*Task goal*
Print the entries in full, word for word, but not the pictures.

## START Records for the task

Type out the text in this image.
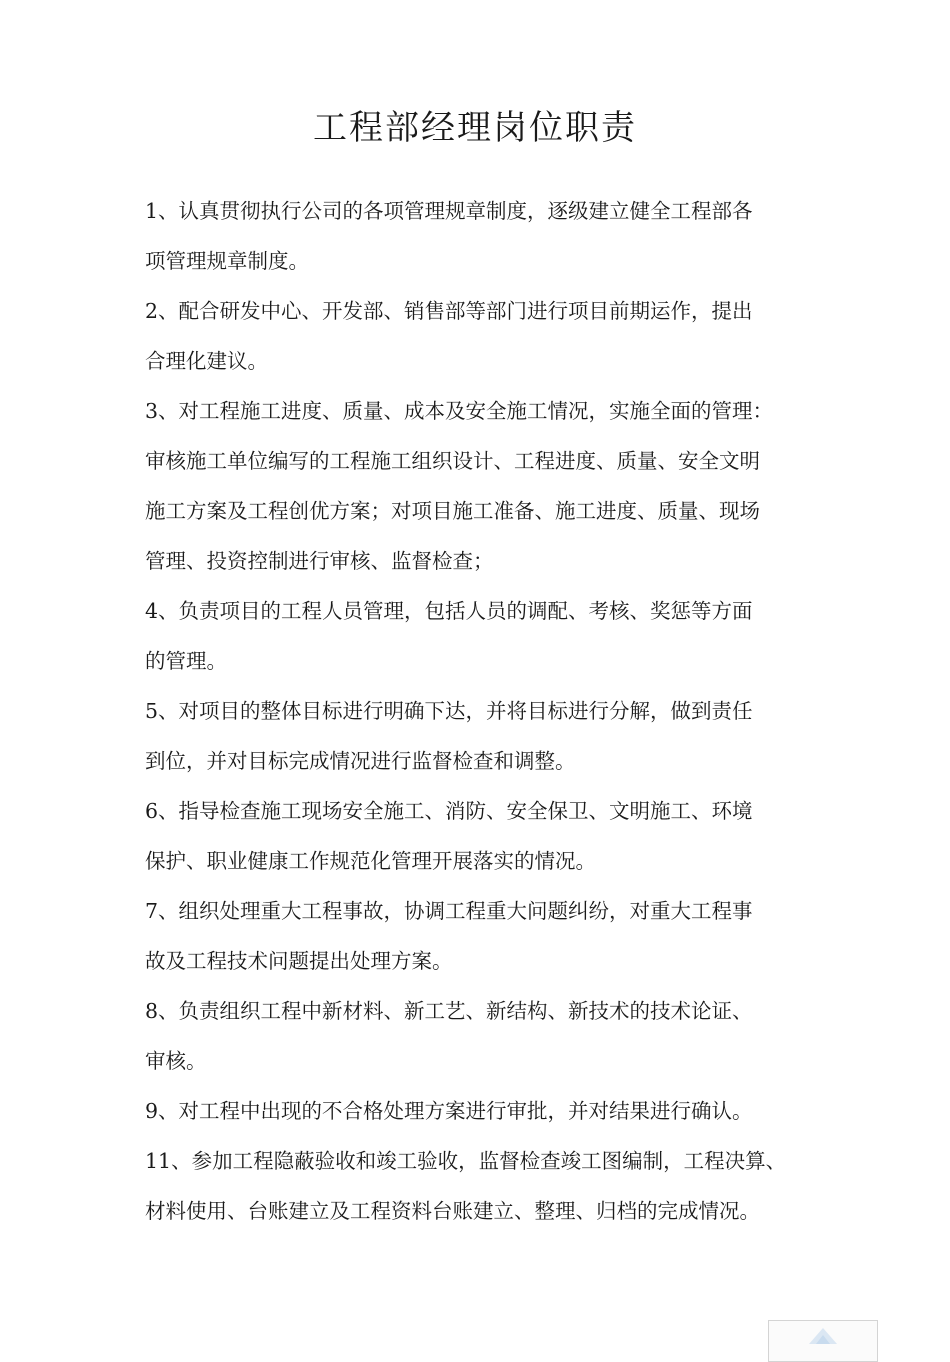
工程部经理岗位职责
1、认真贯彻执行公司的各项管理规章制度，逐级建立健全工程部各
项管理规章制度。
2、配合研发中心、开发部、销售部等部门进行项目前期运作，提出
合理化建议。
3、对工程施工进度、质量、成本及安全施工情况，实施全面的管理：
审核施工单位编写的工程施工组织设计、工程进度、质量、安全文明
施工方案及工程创优方案；对项目施工准备、施工进度、质量、现场
管理、投资控制进行审核、监督检查；
4、负责项目的工程人员管理，包括人员的调配、考核、奖惩等方面
的管理。
5、对项目的整体目标进行明确下达，并将目标进行分解，做到责任
到位，并对目标完成情况进行监督检查和调整。
6、指导检查施工现场安全施工、消防、安全保卫、文明施工、环境
保护、职业健康工作规范化管理开展落实的情况。
7、组织处理重大工程事故，协调工程重大问题纠纷，对重大工程事
故及工程技术问题提出处理方案。
8、负责组织工程中新材料、新工艺、新结构、新技术的技术论证、
审核。
9、对工程中出现的不合格处理方案进行审批，并对结果进行确认。
11、参加工程隐蔽验收和竣工验收，监督检查竣工图编制，工程决算、
材料使用、台账建立及工程资料台账建立、整理、归档的完成情况。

## END Records for the task

*Written response*
Type out the text in this image.
工程部经理岗位职责
1、认真贯彻执行公司的各项管理规章制度，逐级建立健全工程部各
项管理规章制度。
2、配合研发中心、开发部、销售部等部门进行项目前期运作，提出
合理化建议。
3、对工程施工进度、质量、成本及安全施工情况，实施全面的管理：
审核施工单位编写的工程施工组织设计、工程进度、质量、安全文明
施工方案及工程创优方案；对项目施工准备、施工进度、质量、现场
管理、投资控制进行审核、监督检查；
4、负责项目的工程人员管理，包括人员的调配、考核、奖惩等方面
的管理。
5、对项目的整体目标进行明确下达，并将目标进行分解，做到责任
到位，并对目标完成情况进行监督检查和调整。
6、指导检查施工现场安全施工、消防、安全保卫、文明施工、环境
保护、职业健康工作规范化管理开展落实的情况。
7、组织处理重大工程事故，协调工程重大问题纠纷，对重大工程事
故及工程技术问题提出处理方案。
8、负责组织工程中新材料、新工艺、新结构、新技术的技术论证、
审核。
9、对工程中出现的不合格处理方案进行审批，并对结果进行确认。
11、参加工程隐蔽验收和竣工验收，监督检查竣工图编制，工程决算、
材料使用、台账建立及工程资料台账建立、整理、归档的完成情况。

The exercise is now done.